Reproduce every entry exactly and leave its pictures out.

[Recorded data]

▼

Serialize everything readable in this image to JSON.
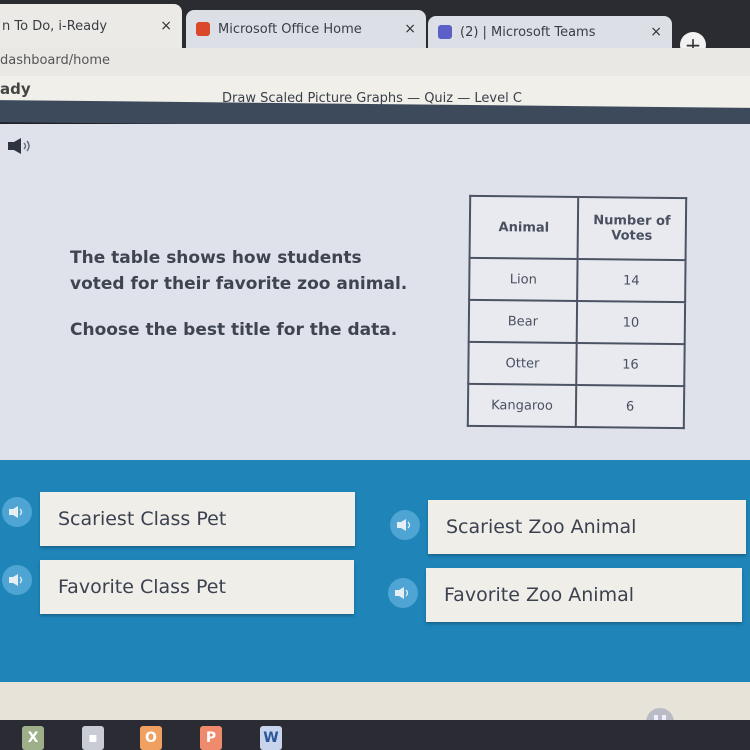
{
  "browser": {
    "tabs": [
      {
        "title": "n To Do, i-Ready",
        "active": true
      },
      {
        "title": "Microsoft Office Home",
        "active": false
      },
      {
        "title": "(2) | Microsoft Teams",
        "active": false
      }
    ],
    "close_glyph": "×",
    "new_tab_glyph": "+",
    "url": "dashboard/home"
  },
  "app": {
    "brand": "ady",
    "lesson_title": "Draw Scaled Picture Graphs — Quiz — Level C"
  },
  "question": {
    "line1": "The table shows how students",
    "line2": "voted for their favorite zoo animal.",
    "instruction": "Choose the best title for the data."
  },
  "table": {
    "headers": [
      "Animal",
      "Number of Votes"
    ],
    "rows": [
      {
        "animal": "Lion",
        "votes": "14"
      },
      {
        "animal": "Bear",
        "votes": "10"
      },
      {
        "animal": "Otter",
        "votes": "16"
      },
      {
        "animal": "Kangaroo",
        "votes": "6"
      }
    ]
  },
  "choices": [
    {
      "label": "Scariest Class Pet"
    },
    {
      "label": "Favorite Class Pet"
    },
    {
      "label": "Scariest Zoo Animal"
    },
    {
      "label": "Favorite Zoo Animal"
    }
  ],
  "taskbar": {
    "apps": [
      {
        "name": "excel",
        "glyph": "X",
        "color": "#9db08a"
      },
      {
        "name": "store",
        "glyph": "▪",
        "color": "#c9ccd4"
      },
      {
        "name": "office",
        "glyph": "O",
        "color": "#f0a060"
      },
      {
        "name": "powerpoint",
        "glyph": "P",
        "color": "#f08a6c"
      },
      {
        "name": "word",
        "glyph": "W",
        "color": "#c8d4ec"
      }
    ]
  },
  "colors": {
    "answer_area": "#1f85b9",
    "choice_bg": "#efeee9",
    "header_bar": "#3d4a5c"
  }
}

▲

_TASK RESULT:_
Serialize everything readable in this image to JSON.
{
  "browser": {
    "tabs": [
      {
        "title": "n To Do, i-Ready",
        "active": true
      },
      {
        "title": "Microsoft Office Home",
        "active": false
      },
      {
        "title": "(2) | Microsoft Teams",
        "active": false
      }
    ],
    "close_glyph": "×",
    "new_tab_glyph": "+",
    "url": "dashboard/home"
  },
  "app": {
    "brand": "ady",
    "lesson_title": "Draw Scaled Picture Graphs — Quiz — Level C"
  },
  "question": {
    "line1": "The table shows how students",
    "line2": "voted for their favorite zoo animal.",
    "instruction": "Choose the best title for the data."
  },
  "table": {
    "headers": [
      "Animal",
      "Number of Votes"
    ],
    "rows": [
      {
        "animal": "Lion",
        "votes": "14"
      },
      {
        "animal": "Bear",
        "votes": "10"
      },
      {
        "animal": "Otter",
        "votes": "16"
      },
      {
        "animal": "Kangaroo",
        "votes": "6"
      }
    ]
  },
  "choices": [
    {
      "label": "Scariest Class Pet"
    },
    {
      "label": "Favorite Class Pet"
    },
    {
      "label": "Scariest Zoo Animal"
    },
    {
      "label": "Favorite Zoo Animal"
    }
  ],
  "taskbar": {
    "apps": [
      {
        "name": "excel",
        "glyph": "X",
        "color": "#9db08a"
      },
      {
        "name": "store",
        "glyph": "▪",
        "color": "#c9ccd4"
      },
      {
        "name": "office",
        "glyph": "O",
        "color": "#f0a060"
      },
      {
        "name": "powerpoint",
        "glyph": "P",
        "color": "#f08a6c"
      },
      {
        "name": "word",
        "glyph": "W",
        "color": "#c8d4ec"
      }
    ]
  },
  "colors": {
    "answer_area": "#1f85b9",
    "choice_bg": "#efeee9",
    "header_bar": "#3d4a5c"
  }
}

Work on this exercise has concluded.